● **Figure data in JSON**

------------------------------------------------------------------------

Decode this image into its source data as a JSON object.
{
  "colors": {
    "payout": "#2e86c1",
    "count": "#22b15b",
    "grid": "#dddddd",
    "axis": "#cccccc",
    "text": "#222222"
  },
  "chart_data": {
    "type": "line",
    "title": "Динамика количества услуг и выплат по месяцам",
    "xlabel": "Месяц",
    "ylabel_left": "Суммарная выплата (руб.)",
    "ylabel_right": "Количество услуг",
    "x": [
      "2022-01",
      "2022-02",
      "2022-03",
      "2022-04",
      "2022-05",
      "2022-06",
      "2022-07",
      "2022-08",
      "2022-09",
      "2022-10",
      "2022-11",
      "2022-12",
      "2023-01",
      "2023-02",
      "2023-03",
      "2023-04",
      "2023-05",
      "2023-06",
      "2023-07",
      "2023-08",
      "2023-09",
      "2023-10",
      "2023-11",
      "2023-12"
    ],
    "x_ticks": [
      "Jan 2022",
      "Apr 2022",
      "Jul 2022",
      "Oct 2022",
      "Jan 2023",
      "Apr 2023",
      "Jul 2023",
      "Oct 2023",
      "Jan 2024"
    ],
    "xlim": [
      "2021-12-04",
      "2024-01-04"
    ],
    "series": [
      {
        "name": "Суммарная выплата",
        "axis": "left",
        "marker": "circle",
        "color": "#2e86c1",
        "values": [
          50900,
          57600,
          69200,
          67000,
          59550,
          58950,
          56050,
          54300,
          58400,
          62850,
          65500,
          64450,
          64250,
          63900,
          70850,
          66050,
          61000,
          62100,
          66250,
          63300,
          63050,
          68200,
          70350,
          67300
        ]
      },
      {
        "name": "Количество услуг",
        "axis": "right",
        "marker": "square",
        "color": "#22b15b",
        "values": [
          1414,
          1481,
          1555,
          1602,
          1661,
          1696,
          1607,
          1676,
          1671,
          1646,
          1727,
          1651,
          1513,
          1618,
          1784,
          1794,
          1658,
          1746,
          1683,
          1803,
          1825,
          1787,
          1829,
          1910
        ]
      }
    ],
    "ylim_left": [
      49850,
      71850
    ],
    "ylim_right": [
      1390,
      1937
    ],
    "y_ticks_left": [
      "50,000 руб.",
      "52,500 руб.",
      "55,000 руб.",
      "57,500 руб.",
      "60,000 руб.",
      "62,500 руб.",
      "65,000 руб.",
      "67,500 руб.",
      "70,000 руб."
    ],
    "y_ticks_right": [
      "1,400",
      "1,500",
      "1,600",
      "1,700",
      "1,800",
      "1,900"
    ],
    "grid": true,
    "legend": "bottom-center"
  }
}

------------------------------------------------------------------------

● **Problem to solve**
Write out every entry above, word for word.

● **Full output**
Decode this image into its source data as a JSON object.
{
  "colors": {
    "payout": "#2e86c1",
    "count": "#22b15b",
    "grid": "#dddddd",
    "axis": "#cccccc",
    "text": "#222222"
  },
  "chart_data": {
    "type": "line",
    "title": "Динамика количества услуг и выплат по месяцам",
    "xlabel": "Месяц",
    "ylabel_left": "Суммарная выплата (руб.)",
    "ylabel_right": "Количество услуг",
    "x": [
      "2022-01",
      "2022-02",
      "2022-03",
      "2022-04",
      "2022-05",
      "2022-06",
      "2022-07",
      "2022-08",
      "2022-09",
      "2022-10",
      "2022-11",
      "2022-12",
      "2023-01",
      "2023-02",
      "2023-03",
      "2023-04",
      "2023-05",
      "2023-06",
      "2023-07",
      "2023-08",
      "2023-09",
      "2023-10",
      "2023-11",
      "2023-12"
    ],
    "x_ticks": [
      "Jan 2022",
      "Apr 2022",
      "Jul 2022",
      "Oct 2022",
      "Jan 2023",
      "Apr 2023",
      "Jul 2023",
      "Oct 2023",
      "Jan 2024"
    ],
    "xlim": [
      "2021-12-04",
      "2024-01-04"
    ],
    "series": [
      {
        "name": "Суммарная выплата",
        "axis": "left",
        "marker": "circle",
        "color": "#2e86c1",
        "values": [
          50900,
          57600,
          69200,
          67000,
          59550,
          58950,
          56050,
          54300,
          58400,
          62850,
          65500,
          64450,
          64250,
          63900,
          70850,
          66050,
          61000,
          62100,
          66250,
          63300,
          63050,
          68200,
          70350,
          67300
        ]
      },
      {
        "name": "Количество услуг",
        "axis": "right",
        "marker": "square",
        "color": "#22b15b",
        "values": [
          1414,
          1481,
          1555,
          1602,
          1661,
          1696,
          1607,
          1676,
          1671,
          1646,
          1727,
          1651,
          1513,
          1618,
          1784,
          1794,
          1658,
          1746,
          1683,
          1803,
          1825,
          1787,
          1829,
          1910
        ]
      }
    ],
    "ylim_left": [
      49850,
      71850
    ],
    "ylim_right": [
      1390,
      1937
    ],
    "y_ticks_left": [
      "50,000 руб.",
      "52,500 руб.",
      "55,000 руб.",
      "57,500 руб.",
      "60,000 руб.",
      "62,500 руб.",
      "65,000 руб.",
      "67,500 руб.",
      "70,000 руб."
    ],
    "y_ticks_right": [
      "1,400",
      "1,500",
      "1,600",
      "1,700",
      "1,800",
      "1,900"
    ],
    "grid": true,
    "legend": "bottom-center"
  }
}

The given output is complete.